Short exercise
Print the records below exactly as they appear.

Data supplied
= = = =
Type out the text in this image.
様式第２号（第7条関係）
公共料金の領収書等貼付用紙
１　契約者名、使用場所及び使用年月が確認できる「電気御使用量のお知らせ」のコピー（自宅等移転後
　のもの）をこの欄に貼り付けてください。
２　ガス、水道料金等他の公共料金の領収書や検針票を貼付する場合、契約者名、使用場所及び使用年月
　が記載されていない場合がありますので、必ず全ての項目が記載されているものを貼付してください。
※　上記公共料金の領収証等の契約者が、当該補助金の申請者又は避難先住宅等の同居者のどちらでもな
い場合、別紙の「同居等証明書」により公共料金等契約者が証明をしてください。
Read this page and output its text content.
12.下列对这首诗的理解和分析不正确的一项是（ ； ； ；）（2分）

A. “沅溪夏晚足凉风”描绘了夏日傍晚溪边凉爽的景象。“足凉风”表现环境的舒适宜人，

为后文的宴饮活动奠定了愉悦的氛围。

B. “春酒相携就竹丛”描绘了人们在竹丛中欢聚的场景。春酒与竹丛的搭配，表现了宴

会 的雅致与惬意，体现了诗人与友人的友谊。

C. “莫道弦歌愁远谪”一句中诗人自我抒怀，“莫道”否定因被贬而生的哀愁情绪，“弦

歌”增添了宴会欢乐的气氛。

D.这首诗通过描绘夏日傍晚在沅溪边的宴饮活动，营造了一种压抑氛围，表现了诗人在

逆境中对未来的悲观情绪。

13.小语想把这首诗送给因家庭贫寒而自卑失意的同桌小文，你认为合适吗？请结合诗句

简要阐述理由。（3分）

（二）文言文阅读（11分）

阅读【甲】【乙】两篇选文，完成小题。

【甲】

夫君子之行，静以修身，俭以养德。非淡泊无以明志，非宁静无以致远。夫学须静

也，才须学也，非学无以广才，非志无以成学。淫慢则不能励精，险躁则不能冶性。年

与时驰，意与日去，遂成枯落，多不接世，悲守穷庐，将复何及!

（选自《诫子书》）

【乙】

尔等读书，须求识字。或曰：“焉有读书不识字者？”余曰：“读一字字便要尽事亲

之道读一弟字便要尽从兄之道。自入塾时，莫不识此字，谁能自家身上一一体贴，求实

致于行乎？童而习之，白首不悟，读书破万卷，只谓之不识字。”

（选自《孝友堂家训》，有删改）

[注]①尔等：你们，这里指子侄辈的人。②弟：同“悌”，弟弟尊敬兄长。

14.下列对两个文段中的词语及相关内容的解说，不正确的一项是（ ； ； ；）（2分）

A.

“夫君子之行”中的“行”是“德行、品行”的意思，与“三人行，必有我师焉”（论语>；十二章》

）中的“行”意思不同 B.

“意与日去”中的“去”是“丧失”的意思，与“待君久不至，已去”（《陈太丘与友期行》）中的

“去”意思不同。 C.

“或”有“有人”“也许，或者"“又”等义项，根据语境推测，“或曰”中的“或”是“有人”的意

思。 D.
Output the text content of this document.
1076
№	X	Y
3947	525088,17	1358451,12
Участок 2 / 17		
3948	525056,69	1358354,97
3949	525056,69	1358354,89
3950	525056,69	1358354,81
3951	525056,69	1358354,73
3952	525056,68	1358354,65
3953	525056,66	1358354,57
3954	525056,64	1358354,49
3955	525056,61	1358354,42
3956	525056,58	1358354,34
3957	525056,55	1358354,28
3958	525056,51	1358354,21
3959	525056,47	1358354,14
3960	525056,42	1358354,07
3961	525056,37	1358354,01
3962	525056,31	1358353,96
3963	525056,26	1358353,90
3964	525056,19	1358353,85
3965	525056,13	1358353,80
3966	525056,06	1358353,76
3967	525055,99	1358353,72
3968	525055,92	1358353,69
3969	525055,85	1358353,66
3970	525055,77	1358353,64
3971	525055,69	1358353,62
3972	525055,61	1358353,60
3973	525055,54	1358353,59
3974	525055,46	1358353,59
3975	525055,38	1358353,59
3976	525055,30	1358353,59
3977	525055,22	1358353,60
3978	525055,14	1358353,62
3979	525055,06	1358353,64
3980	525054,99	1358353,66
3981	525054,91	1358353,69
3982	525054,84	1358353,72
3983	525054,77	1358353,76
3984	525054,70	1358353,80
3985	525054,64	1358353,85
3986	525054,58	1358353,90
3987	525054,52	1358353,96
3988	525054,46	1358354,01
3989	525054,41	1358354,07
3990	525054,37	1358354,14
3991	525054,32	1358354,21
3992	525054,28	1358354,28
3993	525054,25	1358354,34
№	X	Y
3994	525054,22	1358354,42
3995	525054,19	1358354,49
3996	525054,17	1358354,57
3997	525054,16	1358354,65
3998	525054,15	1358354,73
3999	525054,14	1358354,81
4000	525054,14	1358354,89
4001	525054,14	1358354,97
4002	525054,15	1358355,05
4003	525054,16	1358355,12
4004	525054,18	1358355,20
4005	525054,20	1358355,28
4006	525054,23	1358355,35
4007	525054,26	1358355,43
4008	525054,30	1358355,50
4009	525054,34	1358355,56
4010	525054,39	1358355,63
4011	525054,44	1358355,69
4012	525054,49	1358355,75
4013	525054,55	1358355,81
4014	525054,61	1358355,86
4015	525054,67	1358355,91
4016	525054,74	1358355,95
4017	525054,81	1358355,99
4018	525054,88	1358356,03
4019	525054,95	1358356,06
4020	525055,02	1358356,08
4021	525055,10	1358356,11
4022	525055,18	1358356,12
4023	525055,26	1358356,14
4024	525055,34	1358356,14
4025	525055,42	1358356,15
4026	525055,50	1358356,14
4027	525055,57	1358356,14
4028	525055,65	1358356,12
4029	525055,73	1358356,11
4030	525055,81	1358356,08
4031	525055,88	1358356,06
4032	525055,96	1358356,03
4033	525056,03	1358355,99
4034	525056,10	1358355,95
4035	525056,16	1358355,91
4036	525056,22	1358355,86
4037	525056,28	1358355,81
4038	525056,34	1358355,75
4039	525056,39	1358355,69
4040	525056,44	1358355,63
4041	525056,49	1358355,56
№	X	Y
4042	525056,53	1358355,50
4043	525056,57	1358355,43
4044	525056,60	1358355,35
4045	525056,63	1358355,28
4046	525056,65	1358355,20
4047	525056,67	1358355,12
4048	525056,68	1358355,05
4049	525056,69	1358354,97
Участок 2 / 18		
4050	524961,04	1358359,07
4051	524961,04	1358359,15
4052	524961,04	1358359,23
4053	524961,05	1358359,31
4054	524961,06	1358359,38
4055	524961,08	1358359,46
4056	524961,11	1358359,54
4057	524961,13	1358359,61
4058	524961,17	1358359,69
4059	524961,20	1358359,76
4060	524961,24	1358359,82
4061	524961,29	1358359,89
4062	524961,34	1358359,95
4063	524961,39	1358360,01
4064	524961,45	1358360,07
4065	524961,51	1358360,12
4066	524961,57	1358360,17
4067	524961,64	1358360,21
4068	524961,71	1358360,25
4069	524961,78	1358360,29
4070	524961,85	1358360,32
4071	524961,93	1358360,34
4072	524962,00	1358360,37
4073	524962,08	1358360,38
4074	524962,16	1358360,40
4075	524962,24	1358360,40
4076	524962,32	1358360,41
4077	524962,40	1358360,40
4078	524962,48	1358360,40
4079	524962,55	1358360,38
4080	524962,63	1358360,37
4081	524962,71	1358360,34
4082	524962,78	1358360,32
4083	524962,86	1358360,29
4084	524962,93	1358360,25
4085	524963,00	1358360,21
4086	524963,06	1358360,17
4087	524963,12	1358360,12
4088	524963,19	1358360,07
= = = =
Solution for this problem
Type out the text in this image.
様式第２号（第7条関係）
公共料金の領収書等貼付用紙
１　契約者名、使用場所及び使用年月が確認できる「電気御使用量のお知らせ」のコピー（自宅等移転後
　のもの）をこの欄に貼り付けてください。
２　ガス、水道料金等他の公共料金の領収書や検針票を貼付する場合、契約者名、使用場所及び使用年月
　が記載されていない場合がありますので、必ず全ての項目が記載されているものを貼付してください。
※　上記公共料金の領収証等の契約者が、当該補助金の申請者又は避難先住宅等の同居者のどちらでもな
い場合、別紙の「同居等証明書」により公共料金等契約者が証明をしてください。
Read this page and output its text content.
12.下列对这首诗的理解和分析不正确的一项是（ ； ； ；）（2分）

A. “沅溪夏晚足凉风”描绘了夏日傍晚溪边凉爽的景象。“足凉风”表现环境的舒适宜人，

为后文的宴饮活动奠定了愉悦的氛围。

B. “春酒相携就竹丛”描绘了人们在竹丛中欢聚的场景。春酒与竹丛的搭配，表现了宴

会 的雅致与惬意，体现了诗人与友人的友谊。

C. “莫道弦歌愁远谪”一句中诗人自我抒怀，“莫道”否定因被贬而生的哀愁情绪，“弦

歌”增添了宴会欢乐的气氛。

D.这首诗通过描绘夏日傍晚在沅溪边的宴饮活动，营造了一种压抑氛围，表现了诗人在

逆境中对未来的悲观情绪。

13.小语想把这首诗送给因家庭贫寒而自卑失意的同桌小文，你认为合适吗？请结合诗句

简要阐述理由。（3分）

（二）文言文阅读（11分）

阅读【甲】【乙】两篇选文，完成小题。

【甲】

夫君子之行，静以修身，俭以养德。非淡泊无以明志，非宁静无以致远。夫学须静

也，才须学也，非学无以广才，非志无以成学。淫慢则不能励精，险躁则不能冶性。年

与时驰，意与日去，遂成枯落，多不接世，悲守穷庐，将复何及!

（选自《诫子书》）

【乙】

尔等读书，须求识字。或曰：“焉有读书不识字者？”余曰：“读一字字便要尽事亲

之道读一弟字便要尽从兄之道。自入塾时，莫不识此字，谁能自家身上一一体贴，求实

致于行乎？童而习之，白首不悟，读书破万卷，只谓之不识字。”

（选自《孝友堂家训》，有删改）

[注]①尔等：你们，这里指子侄辈的人。②弟：同“悌”，弟弟尊敬兄长。

14.下列对两个文段中的词语及相关内容的解说，不正确的一项是（ ； ； ；）（2分）

A.

“夫君子之行”中的“行”是“德行、品行”的意思，与“三人行，必有我师焉”（论语>；十二章》

）中的“行”意思不同 B.

“意与日去”中的“去”是“丧失”的意思，与“待君久不至，已去”（《陈太丘与友期行》）中的

“去”意思不同。 C.

“或”有“有人”“也许，或者"“又”等义项，根据语境推测，“或曰”中的“或”是“有人”的意

思。 D.
Output the text content of this document.
1076
№	X	Y
3947	525088,17	1358451,12
Участок 2 / 17		
3948	525056,69	1358354,97
3949	525056,69	1358354,89
3950	525056,69	1358354,81
3951	525056,69	1358354,73
3952	525056,68	1358354,65
3953	525056,66	1358354,57
3954	525056,64	1358354,49
3955	525056,61	1358354,42
3956	525056,58	1358354,34
3957	525056,55	1358354,28
3958	525056,51	1358354,21
3959	525056,47	1358354,14
3960	525056,42	1358354,07
3961	525056,37	1358354,01
3962	525056,31	1358353,96
3963	525056,26	1358353,90
3964	525056,19	1358353,85
3965	525056,13	1358353,80
3966	525056,06	1358353,76
3967	525055,99	1358353,72
3968	525055,92	1358353,69
3969	525055,85	1358353,66
3970	525055,77	1358353,64
3971	525055,69	1358353,62
3972	525055,61	1358353,60
3973	525055,54	1358353,59
3974	525055,46	1358353,59
3975	525055,38	1358353,59
3976	525055,30	1358353,59
3977	525055,22	1358353,60
3978	525055,14	1358353,62
3979	525055,06	1358353,64
3980	525054,99	1358353,66
3981	525054,91	1358353,69
3982	525054,84	1358353,72
3983	525054,77	1358353,76
3984	525054,70	1358353,80
3985	525054,64	1358353,85
3986	525054,58	1358353,90
3987	525054,52	1358353,96
3988	525054,46	1358354,01
3989	525054,41	1358354,07
3990	525054,37	1358354,14
3991	525054,32	1358354,21
3992	525054,28	1358354,28
3993	525054,25	1358354,34
№	X	Y
3994	525054,22	1358354,42
3995	525054,19	1358354,49
3996	525054,17	1358354,57
3997	525054,16	1358354,65
3998	525054,15	1358354,73
3999	525054,14	1358354,81
4000	525054,14	1358354,89
4001	525054,14	1358354,97
4002	525054,15	1358355,05
4003	525054,16	1358355,12
4004	525054,18	1358355,20
4005	525054,20	1358355,28
4006	525054,23	1358355,35
4007	525054,26	1358355,43
4008	525054,30	1358355,50
4009	525054,34	1358355,56
4010	525054,39	1358355,63
4011	525054,44	1358355,69
4012	525054,49	1358355,75
4013	525054,55	1358355,81
4014	525054,61	1358355,86
4015	525054,67	1358355,91
4016	525054,74	1358355,95
4017	525054,81	1358355,99
4018	525054,88	1358356,03
4019	525054,95	1358356,06
4020	525055,02	1358356,08
4021	525055,10	1358356,11
4022	525055,18	1358356,12
4023	525055,26	1358356,14
4024	525055,34	1358356,14
4025	525055,42	1358356,15
4026	525055,50	1358356,14
4027	525055,57	1358356,14
4028	525055,65	1358356,12
4029	525055,73	1358356,11
4030	525055,81	1358356,08
4031	525055,88	1358356,06
4032	525055,96	1358356,03
4033	525056,03	1358355,99
4034	525056,10	1358355,95
4035	525056,16	1358355,91
4036	525056,22	1358355,86
4037	525056,28	1358355,81
4038	525056,34	1358355,75
4039	525056,39	1358355,69
4040	525056,44	1358355,63
4041	525056,49	1358355,56
№	X	Y
4042	525056,53	1358355,50
4043	525056,57	1358355,43
4044	525056,60	1358355,35
4045	525056,63	1358355,28
4046	525056,65	1358355,20
4047	525056,67	1358355,12
4048	525056,68	1358355,05
4049	525056,69	1358354,97
Участок 2 / 18		
4050	524961,04	1358359,07
4051	524961,04	1358359,15
4052	524961,04	1358359,23
4053	524961,05	1358359,31
4054	524961,06	1358359,38
4055	524961,08	1358359,46
4056	524961,11	1358359,54
4057	524961,13	1358359,61
4058	524961,17	1358359,69
4059	524961,20	1358359,76
4060	524961,24	1358359,82
4061	524961,29	1358359,89
4062	524961,34	1358359,95
4063	524961,39	1358360,01
4064	524961,45	1358360,07
4065	524961,51	1358360,12
4066	524961,57	1358360,17
4067	524961,64	1358360,21
4068	524961,71	1358360,25
4069	524961,78	1358360,29
4070	524961,85	1358360,32
4071	524961,93	1358360,34
4072	524962,00	1358360,37
4073	524962,08	1358360,38
4074	524962,16	1358360,40
4075	524962,24	1358360,40
4076	524962,32	1358360,41
4077	524962,40	1358360,40
4078	524962,48	1358360,40
4079	524962,55	1358360,38
4080	524962,63	1358360,37
4081	524962,71	1358360,34
4082	524962,78	1358360,32
4083	524962,86	1358360,29
4084	524962,93	1358360,25
4085	524963,00	1358360,21
4086	524963,06	1358360,17
4087	524963,12	1358360,12
4088	524963,19	1358360,07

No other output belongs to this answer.